Work instruction: The records that follow are to be repeated without alteration.

Stored data:
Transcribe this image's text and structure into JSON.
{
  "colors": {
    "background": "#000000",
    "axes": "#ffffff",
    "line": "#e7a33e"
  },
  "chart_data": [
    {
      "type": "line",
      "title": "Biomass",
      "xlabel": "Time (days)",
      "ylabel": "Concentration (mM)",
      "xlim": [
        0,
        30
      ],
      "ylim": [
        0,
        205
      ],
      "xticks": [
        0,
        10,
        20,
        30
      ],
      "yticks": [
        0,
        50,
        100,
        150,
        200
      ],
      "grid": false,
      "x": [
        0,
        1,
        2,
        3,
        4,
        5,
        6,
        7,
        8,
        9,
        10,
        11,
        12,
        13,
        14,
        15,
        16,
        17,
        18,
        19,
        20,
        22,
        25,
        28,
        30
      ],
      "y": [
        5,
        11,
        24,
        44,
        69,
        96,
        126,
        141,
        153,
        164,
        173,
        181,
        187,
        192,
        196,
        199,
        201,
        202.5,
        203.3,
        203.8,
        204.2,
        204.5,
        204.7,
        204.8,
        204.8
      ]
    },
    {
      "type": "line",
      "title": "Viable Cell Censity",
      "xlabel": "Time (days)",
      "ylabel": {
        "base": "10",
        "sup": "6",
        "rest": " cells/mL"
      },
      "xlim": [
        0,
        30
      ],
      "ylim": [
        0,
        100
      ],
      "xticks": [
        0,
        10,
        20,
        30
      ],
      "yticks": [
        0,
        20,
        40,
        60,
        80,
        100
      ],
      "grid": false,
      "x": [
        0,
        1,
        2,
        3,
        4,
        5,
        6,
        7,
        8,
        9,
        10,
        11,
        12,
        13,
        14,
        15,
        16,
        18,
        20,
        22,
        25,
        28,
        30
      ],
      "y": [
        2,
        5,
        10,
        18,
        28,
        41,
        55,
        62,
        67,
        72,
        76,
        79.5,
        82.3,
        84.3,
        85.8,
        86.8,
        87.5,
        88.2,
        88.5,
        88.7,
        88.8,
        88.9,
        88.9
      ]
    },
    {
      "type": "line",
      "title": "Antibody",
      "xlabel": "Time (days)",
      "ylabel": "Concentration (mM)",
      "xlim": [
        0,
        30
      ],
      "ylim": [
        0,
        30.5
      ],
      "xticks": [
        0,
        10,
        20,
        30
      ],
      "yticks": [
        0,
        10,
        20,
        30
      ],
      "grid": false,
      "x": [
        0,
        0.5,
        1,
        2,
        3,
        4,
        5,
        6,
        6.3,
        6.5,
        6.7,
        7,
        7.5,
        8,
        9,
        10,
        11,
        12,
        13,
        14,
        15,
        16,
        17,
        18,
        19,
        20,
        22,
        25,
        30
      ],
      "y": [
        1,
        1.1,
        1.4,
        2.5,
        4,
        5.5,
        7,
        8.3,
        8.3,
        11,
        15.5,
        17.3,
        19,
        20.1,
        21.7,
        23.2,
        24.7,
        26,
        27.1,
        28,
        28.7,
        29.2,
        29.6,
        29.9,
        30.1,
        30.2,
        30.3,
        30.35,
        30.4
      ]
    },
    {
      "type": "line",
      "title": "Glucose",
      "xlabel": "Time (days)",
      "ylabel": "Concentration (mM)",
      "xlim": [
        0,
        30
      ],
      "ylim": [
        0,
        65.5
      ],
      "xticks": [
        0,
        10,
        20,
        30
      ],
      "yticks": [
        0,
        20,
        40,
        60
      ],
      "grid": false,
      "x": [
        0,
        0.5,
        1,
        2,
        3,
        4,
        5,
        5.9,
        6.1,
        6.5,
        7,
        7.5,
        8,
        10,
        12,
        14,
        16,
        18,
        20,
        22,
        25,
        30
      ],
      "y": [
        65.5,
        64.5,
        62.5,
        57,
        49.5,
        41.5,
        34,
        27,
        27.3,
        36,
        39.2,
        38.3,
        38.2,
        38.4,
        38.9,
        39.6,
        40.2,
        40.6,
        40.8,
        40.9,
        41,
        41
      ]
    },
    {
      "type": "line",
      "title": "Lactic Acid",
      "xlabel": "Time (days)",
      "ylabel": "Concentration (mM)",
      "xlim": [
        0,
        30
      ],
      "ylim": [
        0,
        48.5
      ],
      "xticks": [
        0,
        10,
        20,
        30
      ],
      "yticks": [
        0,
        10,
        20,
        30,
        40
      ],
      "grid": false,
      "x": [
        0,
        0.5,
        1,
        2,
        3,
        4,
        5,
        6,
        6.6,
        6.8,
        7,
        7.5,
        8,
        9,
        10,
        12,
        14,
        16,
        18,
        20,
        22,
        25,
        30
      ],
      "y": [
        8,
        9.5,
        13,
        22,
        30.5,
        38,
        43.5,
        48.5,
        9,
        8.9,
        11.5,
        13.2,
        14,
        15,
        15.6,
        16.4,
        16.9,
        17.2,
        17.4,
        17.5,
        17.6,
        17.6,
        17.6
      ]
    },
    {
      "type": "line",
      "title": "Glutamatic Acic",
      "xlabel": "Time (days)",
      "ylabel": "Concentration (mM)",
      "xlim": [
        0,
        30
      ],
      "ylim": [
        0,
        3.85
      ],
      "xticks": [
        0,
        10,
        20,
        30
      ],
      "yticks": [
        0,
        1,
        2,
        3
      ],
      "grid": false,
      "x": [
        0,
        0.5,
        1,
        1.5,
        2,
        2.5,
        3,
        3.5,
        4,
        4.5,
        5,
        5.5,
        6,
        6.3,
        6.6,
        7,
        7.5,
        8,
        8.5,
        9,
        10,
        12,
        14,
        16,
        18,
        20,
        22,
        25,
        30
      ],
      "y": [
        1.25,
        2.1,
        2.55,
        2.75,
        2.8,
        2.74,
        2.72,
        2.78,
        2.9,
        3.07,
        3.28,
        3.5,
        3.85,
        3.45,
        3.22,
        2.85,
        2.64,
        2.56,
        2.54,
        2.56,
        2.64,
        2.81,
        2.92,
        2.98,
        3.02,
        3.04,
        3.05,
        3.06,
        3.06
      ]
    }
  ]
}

Finished exercise:
Transcribe this image's text and structure into JSON.
{
  "colors": {
    "background": "#000000",
    "axes": "#ffffff",
    "line": "#e7a33e"
  },
  "chart_data": [
    {
      "type": "line",
      "title": "Biomass",
      "xlabel": "Time (days)",
      "ylabel": "Concentration (mM)",
      "xlim": [
        0,
        30
      ],
      "ylim": [
        0,
        205
      ],
      "xticks": [
        0,
        10,
        20,
        30
      ],
      "yticks": [
        0,
        50,
        100,
        150,
        200
      ],
      "grid": false,
      "x": [
        0,
        1,
        2,
        3,
        4,
        5,
        6,
        7,
        8,
        9,
        10,
        11,
        12,
        13,
        14,
        15,
        16,
        17,
        18,
        19,
        20,
        22,
        25,
        28,
        30
      ],
      "y": [
        5,
        11,
        24,
        44,
        69,
        96,
        126,
        141,
        153,
        164,
        173,
        181,
        187,
        192,
        196,
        199,
        201,
        202.5,
        203.3,
        203.8,
        204.2,
        204.5,
        204.7,
        204.8,
        204.8
      ]
    },
    {
      "type": "line",
      "title": "Viable Cell Censity",
      "xlabel": "Time (days)",
      "ylabel": {
        "base": "10",
        "sup": "6",
        "rest": " cells/mL"
      },
      "xlim": [
        0,
        30
      ],
      "ylim": [
        0,
        100
      ],
      "xticks": [
        0,
        10,
        20,
        30
      ],
      "yticks": [
        0,
        20,
        40,
        60,
        80,
        100
      ],
      "grid": false,
      "x": [
        0,
        1,
        2,
        3,
        4,
        5,
        6,
        7,
        8,
        9,
        10,
        11,
        12,
        13,
        14,
        15,
        16,
        18,
        20,
        22,
        25,
        28,
        30
      ],
      "y": [
        2,
        5,
        10,
        18,
        28,
        41,
        55,
        62,
        67,
        72,
        76,
        79.5,
        82.3,
        84.3,
        85.8,
        86.8,
        87.5,
        88.2,
        88.5,
        88.7,
        88.8,
        88.9,
        88.9
      ]
    },
    {
      "type": "line",
      "title": "Antibody",
      "xlabel": "Time (days)",
      "ylabel": "Concentration (mM)",
      "xlim": [
        0,
        30
      ],
      "ylim": [
        0,
        30.5
      ],
      "xticks": [
        0,
        10,
        20,
        30
      ],
      "yticks": [
        0,
        10,
        20,
        30
      ],
      "grid": false,
      "x": [
        0,
        0.5,
        1,
        2,
        3,
        4,
        5,
        6,
        6.3,
        6.5,
        6.7,
        7,
        7.5,
        8,
        9,
        10,
        11,
        12,
        13,
        14,
        15,
        16,
        17,
        18,
        19,
        20,
        22,
        25,
        30
      ],
      "y": [
        1,
        1.1,
        1.4,
        2.5,
        4,
        5.5,
        7,
        8.3,
        8.3,
        11,
        15.5,
        17.3,
        19,
        20.1,
        21.7,
        23.2,
        24.7,
        26,
        27.1,
        28,
        28.7,
        29.2,
        29.6,
        29.9,
        30.1,
        30.2,
        30.3,
        30.35,
        30.4
      ]
    },
    {
      "type": "line",
      "title": "Glucose",
      "xlabel": "Time (days)",
      "ylabel": "Concentration (mM)",
      "xlim": [
        0,
        30
      ],
      "ylim": [
        0,
        65.5
      ],
      "xticks": [
        0,
        10,
        20,
        30
      ],
      "yticks": [
        0,
        20,
        40,
        60
      ],
      "grid": false,
      "x": [
        0,
        0.5,
        1,
        2,
        3,
        4,
        5,
        5.9,
        6.1,
        6.5,
        7,
        7.5,
        8,
        10,
        12,
        14,
        16,
        18,
        20,
        22,
        25,
        30
      ],
      "y": [
        65.5,
        64.5,
        62.5,
        57,
        49.5,
        41.5,
        34,
        27,
        27.3,
        36,
        39.2,
        38.3,
        38.2,
        38.4,
        38.9,
        39.6,
        40.2,
        40.6,
        40.8,
        40.9,
        41,
        41
      ]
    },
    {
      "type": "line",
      "title": "Lactic Acid",
      "xlabel": "Time (days)",
      "ylabel": "Concentration (mM)",
      "xlim": [
        0,
        30
      ],
      "ylim": [
        0,
        48.5
      ],
      "xticks": [
        0,
        10,
        20,
        30
      ],
      "yticks": [
        0,
        10,
        20,
        30,
        40
      ],
      "grid": false,
      "x": [
        0,
        0.5,
        1,
        2,
        3,
        4,
        5,
        6,
        6.6,
        6.8,
        7,
        7.5,
        8,
        9,
        10,
        12,
        14,
        16,
        18,
        20,
        22,
        25,
        30
      ],
      "y": [
        8,
        9.5,
        13,
        22,
        30.5,
        38,
        43.5,
        48.5,
        9,
        8.9,
        11.5,
        13.2,
        14,
        15,
        15.6,
        16.4,
        16.9,
        17.2,
        17.4,
        17.5,
        17.6,
        17.6,
        17.6
      ]
    },
    {
      "type": "line",
      "title": "Glutamatic Acic",
      "xlabel": "Time (days)",
      "ylabel": "Concentration (mM)",
      "xlim": [
        0,
        30
      ],
      "ylim": [
        0,
        3.85
      ],
      "xticks": [
        0,
        10,
        20,
        30
      ],
      "yticks": [
        0,
        1,
        2,
        3
      ],
      "grid": false,
      "x": [
        0,
        0.5,
        1,
        1.5,
        2,
        2.5,
        3,
        3.5,
        4,
        4.5,
        5,
        5.5,
        6,
        6.3,
        6.6,
        7,
        7.5,
        8,
        8.5,
        9,
        10,
        12,
        14,
        16,
        18,
        20,
        22,
        25,
        30
      ],
      "y": [
        1.25,
        2.1,
        2.55,
        2.75,
        2.8,
        2.74,
        2.72,
        2.78,
        2.9,
        3.07,
        3.28,
        3.5,
        3.85,
        3.45,
        3.22,
        2.85,
        2.64,
        2.56,
        2.54,
        2.56,
        2.64,
        2.81,
        2.92,
        2.98,
        3.02,
        3.04,
        3.05,
        3.06,
        3.06
      ]
    }
  ]
}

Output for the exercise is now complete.